▶ **WHAT YOU SHOULD DO**: Emit the data below verbatim, stripping out any pictures.

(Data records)
********

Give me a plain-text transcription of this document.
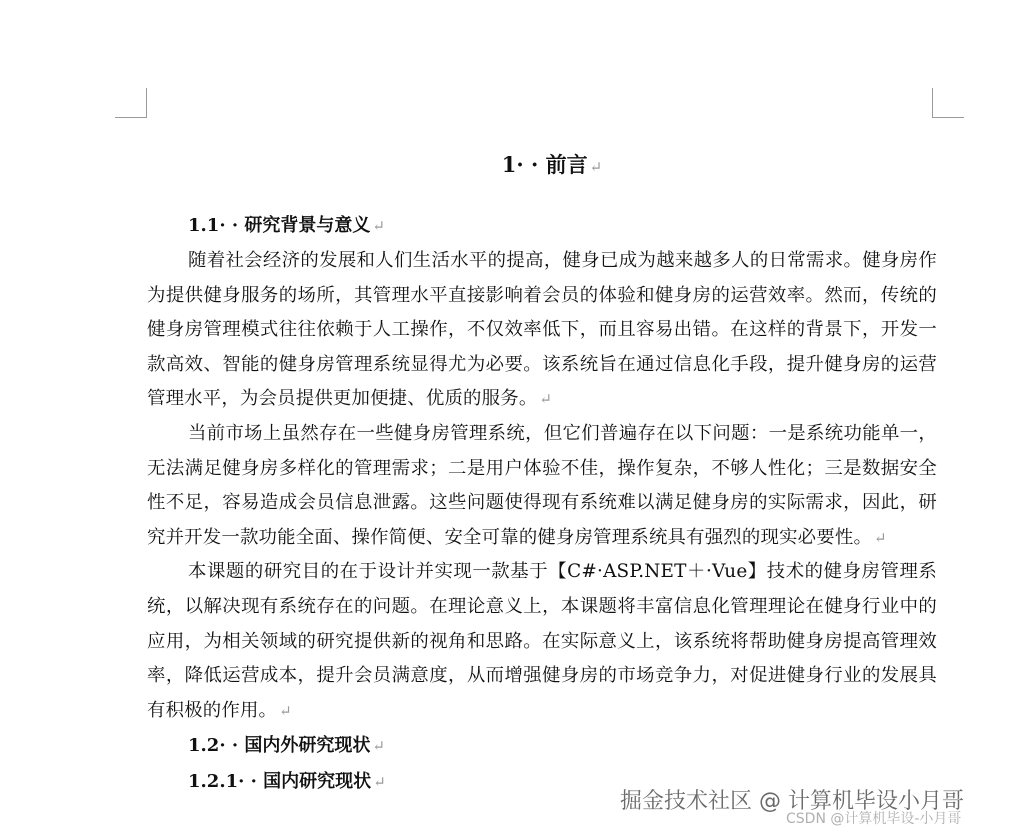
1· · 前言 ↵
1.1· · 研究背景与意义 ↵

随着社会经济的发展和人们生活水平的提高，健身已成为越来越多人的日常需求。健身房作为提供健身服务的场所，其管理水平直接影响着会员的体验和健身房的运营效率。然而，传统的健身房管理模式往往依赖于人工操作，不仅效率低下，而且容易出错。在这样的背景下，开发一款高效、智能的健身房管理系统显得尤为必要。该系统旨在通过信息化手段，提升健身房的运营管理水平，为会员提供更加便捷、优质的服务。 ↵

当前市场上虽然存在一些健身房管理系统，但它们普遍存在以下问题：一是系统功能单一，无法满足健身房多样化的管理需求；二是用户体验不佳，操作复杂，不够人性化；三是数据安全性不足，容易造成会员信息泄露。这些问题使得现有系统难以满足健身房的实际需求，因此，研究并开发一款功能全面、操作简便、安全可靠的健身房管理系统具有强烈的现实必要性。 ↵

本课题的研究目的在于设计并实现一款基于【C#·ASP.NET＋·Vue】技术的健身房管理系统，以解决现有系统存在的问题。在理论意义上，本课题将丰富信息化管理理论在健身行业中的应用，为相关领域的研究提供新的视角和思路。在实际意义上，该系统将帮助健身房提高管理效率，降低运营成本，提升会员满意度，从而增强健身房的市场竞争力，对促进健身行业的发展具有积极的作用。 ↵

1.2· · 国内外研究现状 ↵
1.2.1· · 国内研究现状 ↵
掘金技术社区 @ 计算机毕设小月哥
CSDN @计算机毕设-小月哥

********

▶ **SOLUTION FOR THIS TASK**:
Give me a plain-text transcription of this document.
1· · 前言 ↵
1.1· · 研究背景与意义 ↵

随着社会经济的发展和人们生活水平的提高，健身已成为越来越多人的日常需求。健身房作为提供健身服务的场所，其管理水平直接影响着会员的体验和健身房的运营效率。然而，传统的健身房管理模式往往依赖于人工操作，不仅效率低下，而且容易出错。在这样的背景下，开发一款高效、智能的健身房管理系统显得尤为必要。该系统旨在通过信息化手段，提升健身房的运营管理水平，为会员提供更加便捷、优质的服务。 ↵

当前市场上虽然存在一些健身房管理系统，但它们普遍存在以下问题：一是系统功能单一，无法满足健身房多样化的管理需求；二是用户体验不佳，操作复杂，不够人性化；三是数据安全性不足，容易造成会员信息泄露。这些问题使得现有系统难以满足健身房的实际需求，因此，研究并开发一款功能全面、操作简便、安全可靠的健身房管理系统具有强烈的现实必要性。 ↵

本课题的研究目的在于设计并实现一款基于【C#·ASP.NET＋·Vue】技术的健身房管理系统，以解决现有系统存在的问题。在理论意义上，本课题将丰富信息化管理理论在健身行业中的应用，为相关领域的研究提供新的视角和思路。在实际意义上，该系统将帮助健身房提高管理效率，降低运营成本，提升会员满意度，从而增强健身房的市场竞争力，对促进健身行业的发展具有积极的作用。 ↵

1.2· · 国内外研究现状 ↵
1.2.1· · 国内研究现状 ↵
掘金技术社区 @ 计算机毕设小月哥
CSDN @计算机毕设-小月哥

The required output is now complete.